GIVEN EXERCISE » Render every line of the material below as a Markdown table with the columns Row and Line. Number the rows and omit blank lines.
Begin ENTRIES PROVIDED
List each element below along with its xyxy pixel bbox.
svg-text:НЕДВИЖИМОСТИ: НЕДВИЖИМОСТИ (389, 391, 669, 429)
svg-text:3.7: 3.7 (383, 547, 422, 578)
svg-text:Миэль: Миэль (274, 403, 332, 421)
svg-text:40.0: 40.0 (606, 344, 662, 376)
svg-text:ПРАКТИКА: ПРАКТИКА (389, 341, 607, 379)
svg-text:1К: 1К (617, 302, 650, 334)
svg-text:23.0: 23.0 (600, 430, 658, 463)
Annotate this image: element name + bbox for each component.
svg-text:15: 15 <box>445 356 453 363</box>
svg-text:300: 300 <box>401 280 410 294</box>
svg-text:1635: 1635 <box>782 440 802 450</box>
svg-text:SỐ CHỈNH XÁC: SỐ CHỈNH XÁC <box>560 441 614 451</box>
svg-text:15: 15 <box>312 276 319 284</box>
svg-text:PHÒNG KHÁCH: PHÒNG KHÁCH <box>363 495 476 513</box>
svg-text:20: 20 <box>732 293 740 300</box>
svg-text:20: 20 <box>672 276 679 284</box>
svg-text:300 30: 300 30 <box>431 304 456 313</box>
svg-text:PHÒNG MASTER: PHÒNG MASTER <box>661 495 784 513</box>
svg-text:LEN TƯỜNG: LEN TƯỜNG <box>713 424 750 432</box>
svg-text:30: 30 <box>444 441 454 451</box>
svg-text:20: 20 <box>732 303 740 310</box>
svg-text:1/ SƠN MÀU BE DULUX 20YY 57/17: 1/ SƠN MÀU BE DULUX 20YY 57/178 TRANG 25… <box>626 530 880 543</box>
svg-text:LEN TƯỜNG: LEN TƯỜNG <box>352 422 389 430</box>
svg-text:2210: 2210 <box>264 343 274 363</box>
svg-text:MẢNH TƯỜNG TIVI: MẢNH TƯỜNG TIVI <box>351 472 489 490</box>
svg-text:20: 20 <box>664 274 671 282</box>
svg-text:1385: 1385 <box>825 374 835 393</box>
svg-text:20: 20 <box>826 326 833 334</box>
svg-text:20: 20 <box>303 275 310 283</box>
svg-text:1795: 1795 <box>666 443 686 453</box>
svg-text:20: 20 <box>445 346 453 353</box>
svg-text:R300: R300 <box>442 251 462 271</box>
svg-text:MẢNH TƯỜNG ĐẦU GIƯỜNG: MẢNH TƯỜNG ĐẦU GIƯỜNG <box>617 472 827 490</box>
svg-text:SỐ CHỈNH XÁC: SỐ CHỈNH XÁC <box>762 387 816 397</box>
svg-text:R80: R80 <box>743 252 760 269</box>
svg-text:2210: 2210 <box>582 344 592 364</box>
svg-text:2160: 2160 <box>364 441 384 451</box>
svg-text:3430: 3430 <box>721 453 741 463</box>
End ENTRIES PROVIDED
CORRECT OUTPUT »
| Row | Line |
|---|---|
| 1 | List each element below along with its xyxy pixel bbox. |
| 2 | svg-text:НЕДВИЖИМОСТИ: НЕДВИЖИМОСТИ (389, 391, 669, 429) |
| 3 | svg-text:3.7: 3.7 (383, 547, 422, 578) |
| 4 | svg-text:Миэль: Миэль (274, 403, 332, 421) |
| 5 | svg-text:40.0: 40.0 (606, 344, 662, 376) |
| 6 | svg-text:ПРАКТИКА: ПРАКТИКА (389, 341, 607, 379) |
| 7 | svg-text:1К: 1К (617, 302, 650, 334) |
| 8 | svg-text:23.0: 23.0 (600, 430, 658, 463) |
| 9 | Annotate this image: element name + bbox for each component. |
| 10 | svg-text:15: 15 <box>445 356 453 363</box> |
| 11 | svg-text:300: 300 <box>401 280 410 294</box> |
| 12 | svg-text:1635: 1635 <box>782 440 802 450</box> |
| 13 | svg-text:SỐ CHỈNH XÁC: SỐ CHỈNH XÁC <box>560 441 614 451</box> |
| 14 | svg-text:15: 15 <box>312 276 319 284</box> |
| 15 | svg-text:PHÒNG KHÁCH: PHÒNG KHÁCH <box>363 495 476 513</box> |
| 16 | svg-text:20: 20 <box>732 293 740 300</box> |
| 17 | svg-text:20: 20 <box>672 276 679 284</box> |
| 18 | svg-text:300 30: 300 30 <box>431 304 456 313</box> |
| 19 | svg-text:PHÒNG MASTER: PHÒNG MASTER <box>661 495 784 513</box> |
| 20 | svg-text:LEN TƯỜNG: LEN TƯỜNG <box>713 424 750 432</box> |
| 21 | svg-text:30: 30 <box>444 441 454 451</box> |
| 22 | svg-text:20: 20 <box>732 303 740 310</box> |
| 23 | svg-text:1/ SƠN MÀU BE DULUX 20YY 57/17: 1/ SƠN MÀU BE DULUX 20YY 57/178 TRANG 25… <box>626 530 880 543</box> |
| 24 | svg-text:LEN TƯỜNG: LEN TƯỜNG <box>352 422 389 430</box> |
| 25 | svg-text:2210: 2210 <box>264 343 274 363</box> |
| 26 | svg-text:MẢNH TƯỜNG TIVI: MẢNH TƯỜNG TIVI <box>351 472 489 490</box> |
| 27 | svg-text:20: 20 <box>664 274 671 282</box> |
| 28 | svg-text:1385: 1385 <box>825 374 835 393</box> |
| 29 | svg-text:20: 20 <box>826 326 833 334</box> |
| 30 | svg-text:20: 20 <box>303 275 310 283</box> |
| 31 | svg-text:1795: 1795 <box>666 443 686 453</box> |
| 32 | svg-text:20: 20 <box>445 346 453 353</box> |
| 33 | svg-text:R300: R300 <box>442 251 462 271</box> |
| 34 | svg-text:MẢNH TƯỜNG ĐẦU GIƯỜNG: MẢNH TƯỜNG ĐẦU GIƯỜNG <box>617 472 827 490</box> |
| 35 | svg-text:SỐ CHỈNH XÁC: SỐ CHỈNH XÁC <box>762 387 816 397</box> |
| 36 | svg-text:R80: R80 <box>743 252 760 269</box> |
| 37 | svg-text:2210: 2210 <box>582 344 592 364</box> |
| 38 | svg-text:2160: 2160 <box>364 441 384 451</box> |
| 39 | svg-text:3430: 3430 <box>721 453 741 463</box> |